■ **Material for this exercise**
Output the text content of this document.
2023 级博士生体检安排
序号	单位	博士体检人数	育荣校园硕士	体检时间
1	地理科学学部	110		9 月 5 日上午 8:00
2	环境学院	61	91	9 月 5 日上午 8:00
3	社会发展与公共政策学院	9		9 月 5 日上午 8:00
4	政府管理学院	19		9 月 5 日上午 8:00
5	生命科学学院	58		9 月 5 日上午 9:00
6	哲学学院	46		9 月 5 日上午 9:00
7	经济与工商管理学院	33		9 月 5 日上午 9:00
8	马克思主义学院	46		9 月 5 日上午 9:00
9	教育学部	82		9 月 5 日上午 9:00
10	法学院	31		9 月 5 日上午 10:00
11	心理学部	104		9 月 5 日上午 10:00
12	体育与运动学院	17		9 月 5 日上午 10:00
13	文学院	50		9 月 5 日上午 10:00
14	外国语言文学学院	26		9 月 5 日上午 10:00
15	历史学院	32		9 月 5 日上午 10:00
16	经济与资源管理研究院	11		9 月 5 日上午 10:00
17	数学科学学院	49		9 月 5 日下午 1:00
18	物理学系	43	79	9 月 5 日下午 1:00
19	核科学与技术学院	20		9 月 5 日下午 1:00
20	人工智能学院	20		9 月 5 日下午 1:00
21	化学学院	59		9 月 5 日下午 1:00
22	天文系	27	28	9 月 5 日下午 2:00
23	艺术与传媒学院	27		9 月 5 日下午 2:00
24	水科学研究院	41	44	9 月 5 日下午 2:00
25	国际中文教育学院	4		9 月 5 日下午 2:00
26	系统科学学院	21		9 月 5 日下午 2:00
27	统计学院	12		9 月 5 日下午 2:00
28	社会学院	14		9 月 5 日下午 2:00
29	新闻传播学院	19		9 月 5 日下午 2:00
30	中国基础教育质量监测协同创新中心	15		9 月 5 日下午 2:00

■ **Job**
Give all the records again. Match them exactly.

■ **Exercise response**
Output the text content of this document.
2023 级博士生体检安排
序号	单位	博士体检人数	育荣校园硕士	体检时间
1	地理科学学部	110		9 月 5 日上午 8:00
2	环境学院	61	91	9 月 5 日上午 8:00
3	社会发展与公共政策学院	9		9 月 5 日上午 8:00
4	政府管理学院	19		9 月 5 日上午 8:00
5	生命科学学院	58		9 月 5 日上午 9:00
6	哲学学院	46		9 月 5 日上午 9:00
7	经济与工商管理学院	33		9 月 5 日上午 9:00
8	马克思主义学院	46		9 月 5 日上午 9:00
9	教育学部	82		9 月 5 日上午 9:00
10	法学院	31		9 月 5 日上午 10:00
11	心理学部	104		9 月 5 日上午 10:00
12	体育与运动学院	17		9 月 5 日上午 10:00
13	文学院	50		9 月 5 日上午 10:00
14	外国语言文学学院	26		9 月 5 日上午 10:00
15	历史学院	32		9 月 5 日上午 10:00
16	经济与资源管理研究院	11		9 月 5 日上午 10:00
17	数学科学学院	49		9 月 5 日下午 1:00
18	物理学系	43	79	9 月 5 日下午 1:00
19	核科学与技术学院	20		9 月 5 日下午 1:00
20	人工智能学院	20		9 月 5 日下午 1:00
21	化学学院	59		9 月 5 日下午 1:00
22	天文系	27	28	9 月 5 日下午 2:00
23	艺术与传媒学院	27		9 月 5 日下午 2:00
24	水科学研究院	41	44	9 月 5 日下午 2:00
25	国际中文教育学院	4		9 月 5 日下午 2:00
26	系统科学学院	21		9 月 5 日下午 2:00
27	统计学院	12		9 月 5 日下午 2:00
28	社会学院	14		9 月 5 日下午 2:00
29	新闻传播学院	19		9 月 5 日下午 2:00
30	中国基础教育质量监测协同创新中心	15		9 月 5 日下午 2:00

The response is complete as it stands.